§ Work instructions
Leave the pictures out. Return all other data exactly.
- - -
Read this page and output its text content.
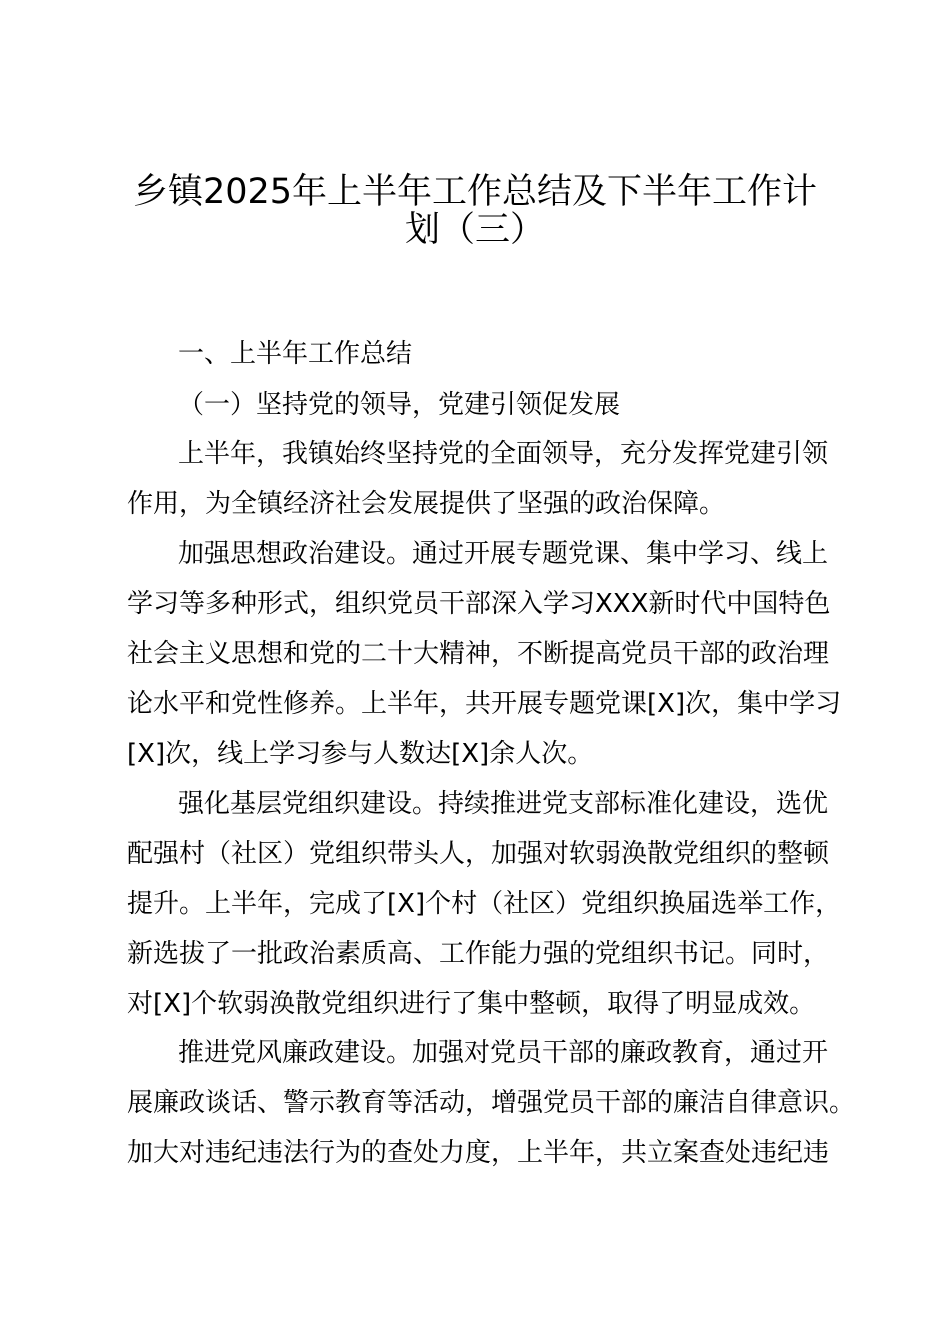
乡镇2025年上半年工作总结及下半年工作计
划（三）
一、上半年工作总结
（一）坚持党的领导，党建引领促发展
上半年，我镇始终坚持党的全面领导，充分发挥党建引领
作用，为全镇经济社会发展提供了坚强的政治保障。
加强思想政治建设。通过开展专题党课、集中学习、线上
学习等多种形式，组织党员干部深入学习XXX新时代中国特色
社会主义思想和党的二十大精神，不断提高党员干部的政治理
论水平和党性修养。上半年，共开展专题党课[X]次，集中学习
[X]次，线上学习参与人数达[X]余人次。
强化基层党组织建设。持续推进党支部标准化建设，选优
配强村（社区）党组织带头人，加强对软弱涣散党组织的整顿
提升。上半年，完成了[X]个村（社区）党组织换届选举工作，
新选拔了一批政治素质高、工作能力强的党组织书记。同时，
对[X]个软弱涣散党组织进行了集中整顿，取得了明显成效。
推进党风廉政建设。加强对党员干部的廉政教育，通过开
展廉政谈话、警示教育等活动，增强党员干部的廉洁自律意识。
加大对违纪违法行为的查处力度，上半年，共立案查处违纪违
- - -
§ Response
Read this page and output its text content.
乡镇2025年上半年工作总结及下半年工作计
划（三）
一、上半年工作总结
（一）坚持党的领导，党建引领促发展
上半年，我镇始终坚持党的全面领导，充分发挥党建引领
作用，为全镇经济社会发展提供了坚强的政治保障。
加强思想政治建设。通过开展专题党课、集中学习、线上
学习等多种形式，组织党员干部深入学习XXX新时代中国特色
社会主义思想和党的二十大精神，不断提高党员干部的政治理
论水平和党性修养。上半年，共开展专题党课[X]次，集中学习
[X]次，线上学习参与人数达[X]余人次。
强化基层党组织建设。持续推进党支部标准化建设，选优
配强村（社区）党组织带头人，加强对软弱涣散党组织的整顿
提升。上半年，完成了[X]个村（社区）党组织换届选举工作，
新选拔了一批政治素质高、工作能力强的党组织书记。同时，
对[X]个软弱涣散党组织进行了集中整顿，取得了明显成效。
推进党风廉政建设。加强对党员干部的廉政教育，通过开
展廉政谈话、警示教育等活动，增强党员干部的廉洁自律意识。
加大对违纪违法行为的查处力度，上半年，共立案查处违纪违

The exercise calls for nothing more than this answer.